Actions to take:
1 > Name each amir who, according to the text on the IK in Syria, made the hijra with Umarov's apparent backing, and give any alternate name the text supplies for him.
2 > Continue the text on the IK in Syria from its final sentence.

## begin Excerpted text

IK likely inspired the Chechen Lars Dakaev’s failed plot to bomb the Danish newspaper Jyllands-Posten that published caricatures of Mohammed, setting off violent demonstrations around the Muslim world, as well as a foiled plot to attack targets in Gibraltar during the 2012 London Summer Olympic Games and later elsewhere in Europe being planned by a group of three terrorists, two of them from the North Caucasus. The leader of the group planning the latter attack, an ethnic Chechen and/or Dagestani, Eldar Magomedov, was said by the Spanish court and police to be AQ’s leading operative in Europe based on U.S. and Russian intelligence. The IK certainly inspired the successful Boston Marathon bombings that killed four and wounded 260.[8]

But nowhere does the IK’s increasingly de-territorialized and global orientation resonate with such large implications as it does in Syria.

The IK in Syria

North Caucasian mujahedin, especially those affiliated with the IK in the past and present, are playing the leading role among foreign mujahedin fighting in Syria. Amir ad-Dagestani underscored the Syrian jihad’s importance for the IK by making it the subject of his first video lecture after announcing his assumption of the IK leadership. He noted: “When jihad began in Shama, we were overjoyed, first, because we studied Islamic sciences in Shama, but second because we studied the hadiths which tell about the achievements of Shama, about the fact that in the end-time of troubles the faith will be in Shama, that Allah’s angels will spread their wings over Shama, that the best land is in Shama, and that the Heavenly Group will be in Shama at the end of time.”[9]

Despite having an ambivalent attitude towards the emigration of IK mujahedin to Syria, Umarov appears to have backed three key amirs who made the ‘hijra’ and took over leading positions in the Syrian jihad: Tarkhan Batirashvili (jihadi nom de guerre ‘Abu Umar al-Shishani’ or Abu Umar the Chechen), Muslim Margoshvili (Abu Walid), and (Seifullah al-Shishani) Ruslan Machaliashvili (sometimes Meslikaev). They all appear to be ethnic Chechen Kists with ties to Georgia’s Pankisi Gorge and previous connections to the CE. They arrived in Syria as a group in late 2011 or early 2012 and were initially financed by Umarov, according to Batirashvili, the most prominent of them.[10]

Through 2012 hundreds of North Caucasian mujahedin and other emigres or muhajirin from Russia, Eurasia, Europe and the Muslim world began to consolidate around the Chechen amirs through 2012. By late 2012 they formed the brigade ‘Kataib al-Mujahirin’ (KaM), with Batirashvili serving as its amir, and allied with the AQ-affiliated Jabkhat al-Nusra.

## end Excerpted text
## begin Supplied material

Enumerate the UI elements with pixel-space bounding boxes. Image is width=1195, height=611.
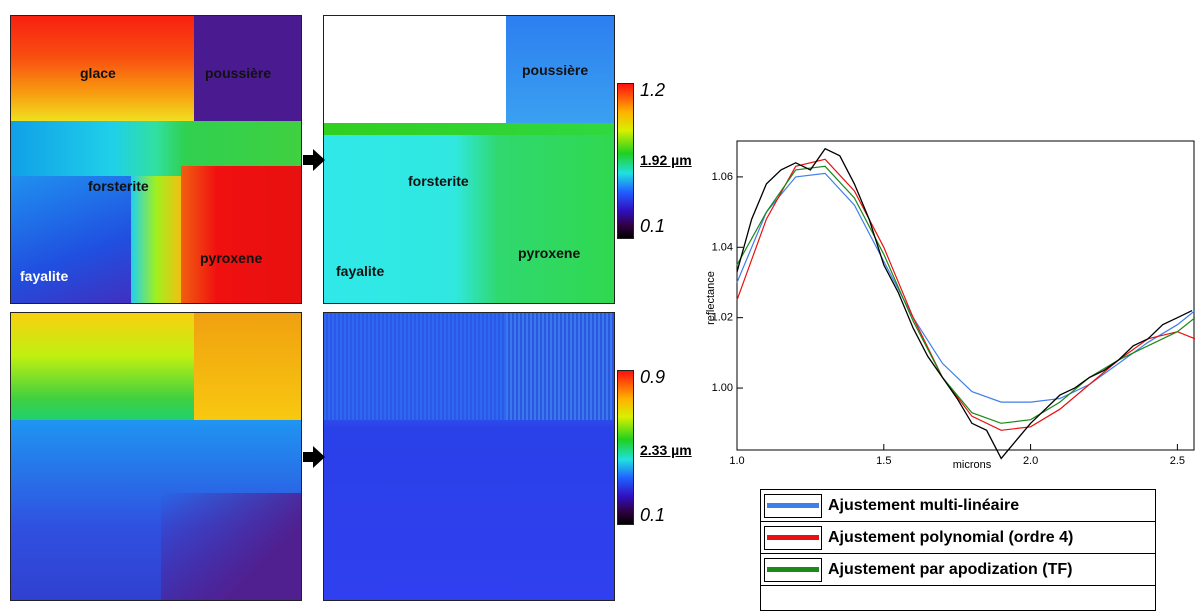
x-tick-label: 2.5 bbox=[1170, 455, 1185, 467]
colorbar bbox=[617, 83, 634, 239]
x-tick-label: 1.0 bbox=[729, 455, 744, 467]
series-line bbox=[736, 165, 1195, 424]
heatmap bbox=[10, 15, 302, 304]
legend-entry: Ajustement multi-linéaire bbox=[761, 490, 1155, 522]
legend-swatch bbox=[764, 525, 822, 550]
legend-swatch bbox=[764, 493, 822, 518]
colorbar bbox=[617, 370, 634, 525]
series-line bbox=[736, 158, 1195, 431]
legend-line bbox=[767, 534, 819, 540]
colorbar-max: 0.9 bbox=[640, 367, 666, 387]
y-axis-label: reflectance bbox=[705, 271, 717, 325]
colorbar-label: 2.33 µm bbox=[640, 442, 692, 458]
legend: Ajustement multi-linéaire Ajustement poly… bbox=[760, 489, 1156, 611]
map-label: forsterite bbox=[88, 178, 149, 194]
y-tick-label: 1.06 bbox=[712, 171, 733, 183]
legend-swatch bbox=[764, 557, 822, 582]
legend-label: Ajustement multi-linéaire bbox=[828, 496, 1020, 514]
plot-frame bbox=[736, 140, 1195, 451]
map-label: glace bbox=[80, 65, 116, 81]
x-tick-label: 2.0 bbox=[1023, 455, 1038, 467]
x-tick-label: 1.5 bbox=[876, 455, 891, 467]
map-label: pyroxene bbox=[518, 245, 581, 261]
series-line bbox=[736, 147, 1193, 460]
legend-label: Ajustement par apodization (TF) bbox=[828, 560, 1073, 578]
legend-label: Ajustement polynomial (ordre 4) bbox=[828, 528, 1074, 546]
legend-line bbox=[767, 566, 819, 572]
map-label: poussière bbox=[205, 65, 272, 81]
arrow bbox=[303, 149, 325, 171]
y-tick-label: 1.02 bbox=[712, 312, 733, 324]
y-tick-label: 1.00 bbox=[712, 382, 733, 394]
colorbar-label: 1.92 µm bbox=[640, 152, 692, 168]
map-label: poussière bbox=[522, 62, 589, 78]
arrow bbox=[303, 446, 325, 468]
map-label: fayalite bbox=[336, 263, 385, 279]
series-line bbox=[736, 172, 1195, 403]
chart: microns reflectance 1.0 1.5 2.0 2.5 1.00 1.02… bbox=[705, 140, 1195, 471]
colorbar-min: 0.1 bbox=[640, 216, 666, 236]
x-axis-label: microns bbox=[953, 459, 992, 471]
heatmap bbox=[323, 15, 615, 304]
map-label: fayalite bbox=[20, 268, 69, 284]
legend-line bbox=[767, 502, 819, 508]
colorbar-max: 1.2 bbox=[640, 80, 666, 100]
heatmap bbox=[10, 312, 302, 601]
heatmap bbox=[323, 312, 615, 601]
colorbar-min: 0.1 bbox=[640, 505, 666, 525]
legend-entry: Ajustement par apodization (TF) bbox=[761, 554, 1155, 586]
legend-entry: Ajustement polynomial (ordre 4) bbox=[761, 522, 1155, 554]
y-tick-label: 1.04 bbox=[712, 241, 733, 253]
map-label: forsterite bbox=[408, 173, 469, 189]
map-label: pyroxene bbox=[200, 250, 263, 266]
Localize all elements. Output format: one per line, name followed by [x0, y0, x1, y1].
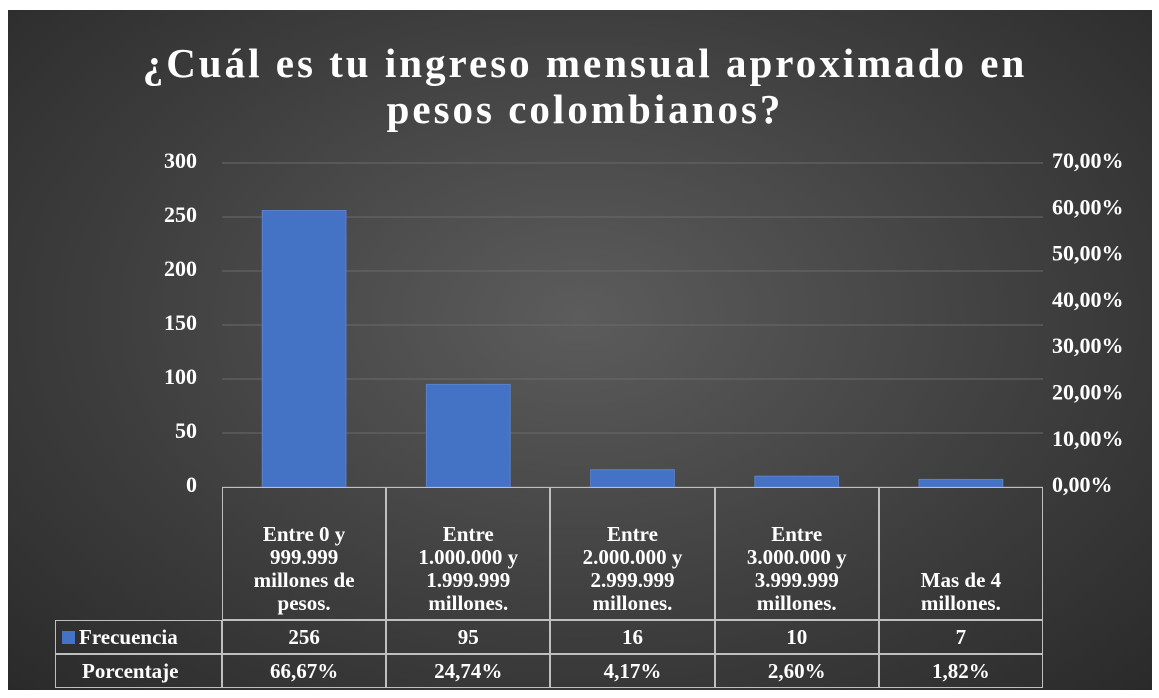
y-tick-label: 0	[186, 472, 197, 497]
table-value: 10	[714, 620, 879, 654]
x-tick-label: Entre 0 y 999.999 millones de pesos.	[222, 487, 387, 620]
x-tick-label: Mas de 4 millones.	[878, 487, 1043, 620]
bar	[754, 475, 840, 488]
table-value: 2,60%	[714, 654, 879, 688]
y-tick-label: 300	[164, 148, 197, 173]
y2-tick-label: 40,00%	[1052, 287, 1124, 312]
bar	[261, 210, 347, 488]
y2-tick-label: 30,00%	[1052, 333, 1124, 358]
x-tick-label: Entre 2.000.000 y 2.999.999 millones.	[550, 487, 715, 620]
bar	[918, 478, 1004, 488]
y2-tick-label: 60,00%	[1052, 194, 1124, 219]
x-tick-label: Entre 1.000.000 y 1.999.999 millones.	[386, 487, 551, 620]
y-tick-label: 200	[164, 256, 197, 281]
y2-tick-label: 50,00%	[1052, 241, 1124, 266]
legend-entry: Porcentaje	[55, 654, 222, 688]
bar	[425, 383, 511, 488]
legend-entry: Frecuencia	[55, 620, 222, 654]
chart-background	[8, 10, 1152, 690]
table-value: 16	[550, 620, 715, 654]
y2-tick-label: 10,00%	[1052, 426, 1124, 451]
y2-tick-label: 70,00%	[1052, 148, 1124, 173]
table-value: 24,74%	[386, 654, 551, 688]
y2-tick-label: 0,00%	[1052, 472, 1113, 497]
y-tick-label: 50	[175, 418, 197, 443]
table-value: 1,82%	[878, 654, 1043, 688]
y2-tick-label: 20,00%	[1052, 379, 1124, 404]
y-tick-label: 150	[164, 310, 197, 335]
table-value: 256	[222, 620, 387, 654]
table-value: 95	[386, 620, 551, 654]
table-value: 7	[878, 620, 1043, 654]
y-tick-label: 250	[164, 202, 197, 227]
bar	[590, 469, 675, 488]
x-tick-label: Entre 3.000.000 y 3.999.999 millones.	[714, 487, 879, 620]
legend-label: Porcentaje	[82, 658, 179, 683]
legend-label: Frecuencia	[79, 624, 178, 649]
table-value: 4,17%	[550, 654, 715, 688]
chart-title: ¿Cuál es tu ingreso mensual aproximado e…	[142, 40, 1028, 132]
table-value: 66,67%	[222, 654, 387, 688]
legend-key	[62, 630, 75, 644]
y-tick-label: 100	[164, 364, 197, 389]
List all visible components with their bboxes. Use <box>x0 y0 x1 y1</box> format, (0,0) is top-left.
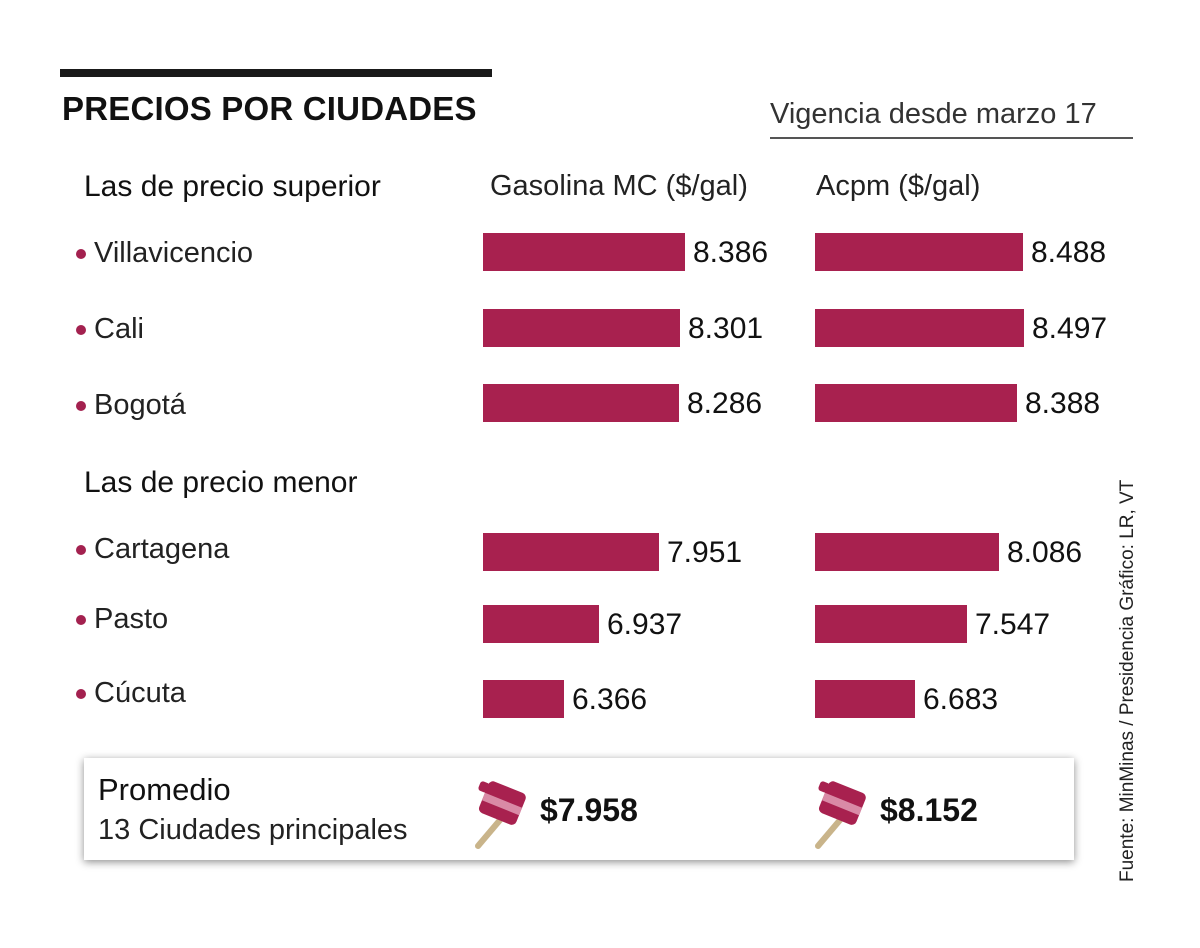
city-name: Cartagena <box>94 533 230 565</box>
bar-acpm <box>815 309 1024 347</box>
value-label: 8.286 <box>687 387 763 420</box>
value-label: 7.547 <box>975 608 1051 641</box>
value-label: 8.388 <box>1025 387 1101 420</box>
bullet-icon <box>76 544 86 555</box>
city-label: Villavicencio <box>76 237 253 270</box>
average-title: Promedio <box>98 772 231 807</box>
value-label: 6.683 <box>923 683 999 716</box>
column-header-gasolina: Gasolina MC ($/gal) <box>490 170 748 202</box>
bar-acpm <box>815 384 1017 422</box>
bullet-icon <box>76 400 86 411</box>
bar-gasolina <box>483 533 659 571</box>
average-box: Promedio 13 Ciudades principales $7.958 … <box>84 758 1074 860</box>
average-subtitle: 13 Ciudades principales <box>98 814 408 846</box>
average-acpm: $8.152 <box>880 792 978 828</box>
bar-acpm <box>815 605 967 643</box>
bullet-icon <box>76 614 86 625</box>
city-name: Cali <box>94 313 144 345</box>
bar-gasolina <box>483 680 564 718</box>
city-label: Cali <box>76 313 144 346</box>
fuel-pump-nozzle-icon <box>475 781 526 849</box>
section-superior: Las de precio superior <box>84 170 381 203</box>
city-name: Pasto <box>94 603 169 635</box>
city-label: Bogotá <box>76 389 186 422</box>
city-label: Cartagena <box>76 533 229 566</box>
value-label: 6.366 <box>572 683 648 716</box>
bullet-icon <box>76 688 86 699</box>
section-menor: Las de precio menor <box>84 466 358 499</box>
city-label: Pasto <box>76 603 168 636</box>
bar-gasolina <box>483 384 679 422</box>
bar-gasolina <box>483 605 599 643</box>
city-label: Cúcuta <box>76 677 186 710</box>
chart-title: PRECIOS POR CIUDADES <box>62 90 477 127</box>
bar-acpm <box>815 680 915 718</box>
source-credit: Fuente: MinMinas / Presidencia Gráfico: … <box>1117 479 1138 882</box>
bar-acpm <box>815 533 999 571</box>
value-label: 6.937 <box>607 608 683 641</box>
value-label: 8.086 <box>1007 536 1083 569</box>
value-label: 8.497 <box>1032 312 1108 345</box>
bar-acpm <box>815 233 1023 271</box>
value-label: 8.301 <box>688 312 764 345</box>
fuel-pump-nozzle-icon <box>815 781 866 849</box>
bullet-icon <box>76 324 86 335</box>
city-name: Bogotá <box>94 389 186 421</box>
bullet-icon <box>76 248 86 259</box>
average-gasolina: $7.958 <box>540 792 638 828</box>
bar-gasolina <box>483 233 685 271</box>
chart-subtitle: Vigencia desde marzo 17 <box>770 98 1097 130</box>
value-label: 8.488 <box>1031 236 1107 269</box>
column-header-acpm: Acpm ($/gal) <box>816 170 981 202</box>
subtitle-underline <box>770 137 1133 139</box>
top-rule <box>60 69 492 77</box>
bar-gasolina <box>483 309 680 347</box>
city-name: Cúcuta <box>94 677 186 709</box>
city-name: Villavicencio <box>94 237 254 269</box>
value-label: 7.951 <box>667 536 743 569</box>
value-label: 8.386 <box>693 236 769 269</box>
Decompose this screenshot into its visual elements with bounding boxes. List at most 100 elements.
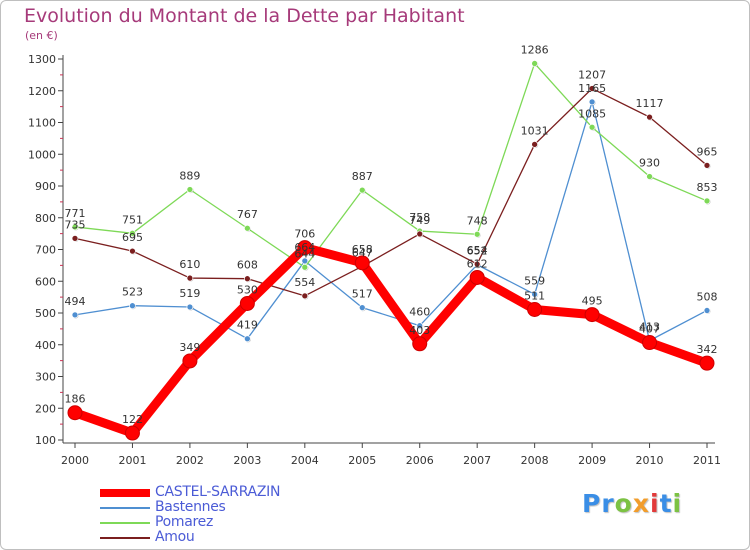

## end Supplied material

Answers below:
1 >
Tarkhan Batirashvili (Abu Umar al-Shishani, or Abu Umar the Chechen)
Muslim Margoshvili (Abu Walid)
Ruslan Machaliashvili (Seifullah al-Shishani; sometimes Meslikaev)

2 >
In March 2013, Batirashvili received the ‘bayat’ or Islamic loyalty oath from two Syrian rebel units, ‘Kataib Khattab’ and ‘Jeish Muhammad,’ which included some 600 fighters who joined the KaM.[11] According to the IK’s main website, Kavkaz tsentr, the KaM, renamed ‘Jeish Mukhajirin va Ansar’ (the Army of Emirants and Helpers) or JMA, now numbered more than a thousand militants.[12]

The JMA, in particular amir Batirashvili, began to drift towards the then AQ-affiliated group, the Islamic State in Iraq and Sham (Syria) or ISIS, recently denounced by AQ amir Zayman al-Zawahiri for its radical excesses. JMA amir Batirashvili was appointed military amir of the ISIS’s northern front in summer 2013. As relations between Nusra and the ISIS deteroriated and devolved into violent clashes, Batirashvili took the lifetime bayat to ISIS amir Abu Bakr alBaghdadi and was promoted to the ISIS’s overall military amir in late October.13

This prompted a series of splits within the JMA, producing at least three major Syria-based jihadi groups led by Chechen amirs from the IK or the North Caucasus in addition to Batirashvili’s ISIS-loyal JMA:

 Margoshvili’s Jund al-Sham (JS) appears to function autonomously;

 Jeish al-Khalifat Islamiya (Army of the Islamic Caliphate) or JKhI, the amir of which – Machaliashvili – was killed in February and which is allied with JS but taken the bayat to Nusra Front amir Abu Muhammad al-Jolani;[14]

 and the Imarat Kavkaz in Sham (Syria) or IKS led by the IK’s JMA/ISIS envoy, Salahuddin, appointed by late IK amir Umarov.

In sum, IK-affiliated amirs are playing the leading role among the foreign mujahedin fighting in Syria – the main front in the global jihad at this time. Batirashvili’s rise to the ISIS’s top ranks and the eulogy to Machaliashvili by al-Nusrah amir Jolani testify to this fact.[15] Greater testimony comes from the IK-affiliated amirs’ leading command role and their North Caucasian-dominated jamaats’ combat role in key battles, in particular those in and around Aleppo. Moreover, IK is in a more intimate relationship with AQ than ever before.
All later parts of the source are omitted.